> **Aim of the exercise**:
Could you give the data below again, exactly and completely?

========================

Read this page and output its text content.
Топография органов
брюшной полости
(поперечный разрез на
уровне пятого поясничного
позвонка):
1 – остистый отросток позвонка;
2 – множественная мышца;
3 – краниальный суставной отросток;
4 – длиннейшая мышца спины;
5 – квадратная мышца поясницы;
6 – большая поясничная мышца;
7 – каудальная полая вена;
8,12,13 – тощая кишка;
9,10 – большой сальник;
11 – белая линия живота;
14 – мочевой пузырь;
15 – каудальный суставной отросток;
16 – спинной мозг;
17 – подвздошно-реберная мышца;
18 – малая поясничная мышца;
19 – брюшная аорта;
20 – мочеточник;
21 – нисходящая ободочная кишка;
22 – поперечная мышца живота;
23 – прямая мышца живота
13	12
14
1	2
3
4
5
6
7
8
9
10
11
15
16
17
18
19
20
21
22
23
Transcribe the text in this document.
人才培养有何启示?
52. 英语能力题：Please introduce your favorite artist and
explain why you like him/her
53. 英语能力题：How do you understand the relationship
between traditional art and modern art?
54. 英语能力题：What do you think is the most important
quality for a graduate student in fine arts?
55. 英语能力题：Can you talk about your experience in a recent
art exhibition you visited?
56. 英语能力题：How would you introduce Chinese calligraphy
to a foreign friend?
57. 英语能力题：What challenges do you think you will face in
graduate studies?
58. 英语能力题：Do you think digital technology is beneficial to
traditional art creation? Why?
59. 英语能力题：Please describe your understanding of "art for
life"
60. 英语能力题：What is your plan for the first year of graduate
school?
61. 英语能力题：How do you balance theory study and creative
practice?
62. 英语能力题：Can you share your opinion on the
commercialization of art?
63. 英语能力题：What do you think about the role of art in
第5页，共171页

========================

> **Reply**:
Read this page and output its text content.
Топография органов
брюшной полости
(поперечный разрез на
уровне пятого поясничного
позвонка):
1 – остистый отросток позвонка;
2 – множественная мышца;
3 – краниальный суставной отросток;
4 – длиннейшая мышца спины;
5 – квадратная мышца поясницы;
6 – большая поясничная мышца;
7 – каудальная полая вена;
8,12,13 – тощая кишка;
9,10 – большой сальник;
11 – белая линия живота;
14 – мочевой пузырь;
15 – каудальный суставной отросток;
16 – спинной мозг;
17 – подвздошно-реберная мышца;
18 – малая поясничная мышца;
19 – брюшная аорта;
20 – мочеточник;
21 – нисходящая ободочная кишка;
22 – поперечная мышца живота;
23 – прямая мышца живота
13	12
14
1	2
3
4
5
6
7
8
9
10
11
15
16
17
18
19
20
21
22
23
Transcribe the text in this document.
人才培养有何启示?
52. 英语能力题：Please introduce your favorite artist and
explain why you like him/her
53. 英语能力题：How do you understand the relationship
between traditional art and modern art?
54. 英语能力题：What do you think is the most important
quality for a graduate student in fine arts?
55. 英语能力题：Can you talk about your experience in a recent
art exhibition you visited?
56. 英语能力题：How would you introduce Chinese calligraphy
to a foreign friend?
57. 英语能力题：What challenges do you think you will face in
graduate studies?
58. 英语能力题：Do you think digital technology is beneficial to
traditional art creation? Why?
59. 英语能力题：Please describe your understanding of "art for
life"
60. 英语能力题：What is your plan for the first year of graduate
school?
61. 英语能力题：How do you balance theory study and creative
practice?
62. 英语能力题：Can you share your opinion on the
commercialization of art?
63. 英语能力题：What do you think about the role of art in
第5页，共171页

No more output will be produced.